Texto da notícia:
::::

CASSADO E SURTADO

Cassado, prefeito de MT ''surta'' e faz baderna em prefeitura

Redação 24 Horas News / | 06/01/2019 15:58:41

Após cassação, prefeito quebra fechaduras, queima documentos e nomeia parentes

Uma liminar concedida no último dia 19 de dezembro de 2018, concedida pela desembargadora Antônia Siqueira em seu plantão, acabou causando sérios transtornos a cidade de Rondolândia, a 1.100 km de Cuiabá.

O prefeito cassado Agnaldo Rodrigues, após seis derrotas na justiça buscando uma liminar para voltar ao cargo, teve um pedido concedido justamente no dia em que se iniciou o recesso do judiciário. Com essa decisão em mãos, Agnaldo não esperou os trâmites legais, em pleno recesso do executivo e do legislativo do município, atropelou todos os trâmites do legislativo, quebrou a fechadura da prefeitura e substituiu todas as outras, adentrou as dependências do Paço Municipal rodeado de civis e prestadores de serviços, queimou documentos, exonerou servidores, nomeou seus familiares, etc.

O prefeito cassado precisaria aguardar o fim do recesso para assim então ter a decisão homologada na Câmara Municipal e posteriormente tomar posse novamente. Depois de lavrada uma nova ata de posse ele teria que encaminhar esse documento ao TRE em Comodoro, que também se encontrava de recesso.

Com essa atitude desastrosa, o município acabou por perder o convênio de 8 ônibus escolares, a reforma do PSF e UBS, academia da saúde. Rondolândia está com a operação tapa buracos paralisada, com mais de 32 toneladas de asfalto que já se encontram no pátio da secretaria de obras.

::::

Trechos da listagem:
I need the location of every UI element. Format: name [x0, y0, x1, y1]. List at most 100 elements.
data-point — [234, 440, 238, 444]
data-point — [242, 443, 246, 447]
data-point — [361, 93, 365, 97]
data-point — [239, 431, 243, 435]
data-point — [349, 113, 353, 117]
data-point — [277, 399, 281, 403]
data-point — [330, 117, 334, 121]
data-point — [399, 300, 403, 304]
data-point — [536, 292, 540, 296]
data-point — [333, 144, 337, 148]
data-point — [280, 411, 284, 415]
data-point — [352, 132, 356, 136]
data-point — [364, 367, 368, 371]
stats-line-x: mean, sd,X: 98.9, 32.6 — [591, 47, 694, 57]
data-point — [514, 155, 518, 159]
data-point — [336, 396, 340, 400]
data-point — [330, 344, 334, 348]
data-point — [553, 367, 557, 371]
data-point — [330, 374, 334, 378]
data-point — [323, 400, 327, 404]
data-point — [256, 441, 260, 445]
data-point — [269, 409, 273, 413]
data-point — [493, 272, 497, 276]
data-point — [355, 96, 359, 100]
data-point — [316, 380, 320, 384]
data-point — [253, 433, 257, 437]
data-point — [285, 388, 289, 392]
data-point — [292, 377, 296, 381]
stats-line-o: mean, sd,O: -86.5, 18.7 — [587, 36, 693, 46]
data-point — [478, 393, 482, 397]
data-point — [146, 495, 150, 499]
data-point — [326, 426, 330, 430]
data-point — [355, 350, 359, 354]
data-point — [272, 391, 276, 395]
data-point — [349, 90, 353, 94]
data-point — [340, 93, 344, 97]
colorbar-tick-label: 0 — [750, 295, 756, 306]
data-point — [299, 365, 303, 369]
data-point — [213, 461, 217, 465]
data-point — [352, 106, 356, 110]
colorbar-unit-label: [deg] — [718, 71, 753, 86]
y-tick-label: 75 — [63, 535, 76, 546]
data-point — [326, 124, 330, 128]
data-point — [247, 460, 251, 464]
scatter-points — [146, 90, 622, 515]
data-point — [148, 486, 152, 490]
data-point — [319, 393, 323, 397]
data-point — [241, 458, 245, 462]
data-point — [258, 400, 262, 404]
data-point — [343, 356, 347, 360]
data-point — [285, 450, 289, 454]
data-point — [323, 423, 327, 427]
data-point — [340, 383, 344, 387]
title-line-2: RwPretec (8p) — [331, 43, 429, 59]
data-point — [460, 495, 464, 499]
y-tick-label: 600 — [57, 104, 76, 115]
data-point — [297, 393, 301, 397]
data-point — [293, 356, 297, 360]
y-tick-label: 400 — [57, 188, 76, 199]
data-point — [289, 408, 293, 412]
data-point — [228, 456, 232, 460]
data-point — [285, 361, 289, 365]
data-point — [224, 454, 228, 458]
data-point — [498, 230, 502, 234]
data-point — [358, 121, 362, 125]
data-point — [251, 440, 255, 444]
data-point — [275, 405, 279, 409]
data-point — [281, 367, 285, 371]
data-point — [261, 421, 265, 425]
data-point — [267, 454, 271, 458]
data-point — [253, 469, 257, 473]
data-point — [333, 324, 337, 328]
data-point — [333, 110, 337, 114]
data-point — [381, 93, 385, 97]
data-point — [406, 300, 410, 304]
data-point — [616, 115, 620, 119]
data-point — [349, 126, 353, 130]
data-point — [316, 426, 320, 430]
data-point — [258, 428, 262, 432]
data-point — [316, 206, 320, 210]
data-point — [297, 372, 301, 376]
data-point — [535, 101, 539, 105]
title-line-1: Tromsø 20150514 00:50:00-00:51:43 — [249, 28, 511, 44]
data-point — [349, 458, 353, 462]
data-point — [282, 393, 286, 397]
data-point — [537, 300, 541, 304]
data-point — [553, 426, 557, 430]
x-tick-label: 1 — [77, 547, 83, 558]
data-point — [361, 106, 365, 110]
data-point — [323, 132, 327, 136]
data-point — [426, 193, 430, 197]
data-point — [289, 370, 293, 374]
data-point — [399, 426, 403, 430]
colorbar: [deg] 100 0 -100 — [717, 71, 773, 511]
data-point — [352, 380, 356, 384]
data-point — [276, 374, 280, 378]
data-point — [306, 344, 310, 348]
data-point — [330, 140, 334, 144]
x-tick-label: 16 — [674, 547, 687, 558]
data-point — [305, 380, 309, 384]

::::

Tarefas a realizar:
**1)** Reescreva em forma de lista, mantendo os fatos principais, o parágrafo da notícia que começa com "O prefeito cassado Agnaldo Rodrigues".
**2)** Transcreva um trecho da notícia, começando nas palavras "O prefeito cassado Agnaldo" e parando depois de "seus familiares, etc.".
A listagem não tem relação com a notícia.

Respostas:
**1)**
- Depois de seis derrotas na justiça, o prefeito cassado Agnaldo Rodrigues conseguiu uma liminar para voltar ao cargo, concedida justamente no dia em que começou o recesso do judiciário.
- Sem esperar os trâmites legais e em pleno recesso do executivo e do legislativo municipais, ele atropelou os trâmites do legislativo.
- Quebrou a fechadura da prefeitura e trocou todas as outras.
- Entrou no Paço Municipal cercado de civis e prestadores de serviços.
- Queimou documentos, exonerou servidores e nomeou seus familiares.

**2)**
O prefeito cassado Agnaldo Rodrigues, após seis derrotas na justiça buscando uma liminar para voltar ao cargo, teve um pedido concedido justamente no dia em que se iniciou o recesso do judiciário. Com essa decisão em mãos, Agnaldo não esperou os trâmites legais, em pleno recesso do executivo e do legislativo do município, atropelou todos os trâmites do legislativo, quebrou a fechadura da prefeitura e substituiu todas as outras, adentrou as dependências do Paço Municipal rodeado de civis e prestadores de serviços, queimou documentos, exonerou servidores, nomeou seus familiares, etc.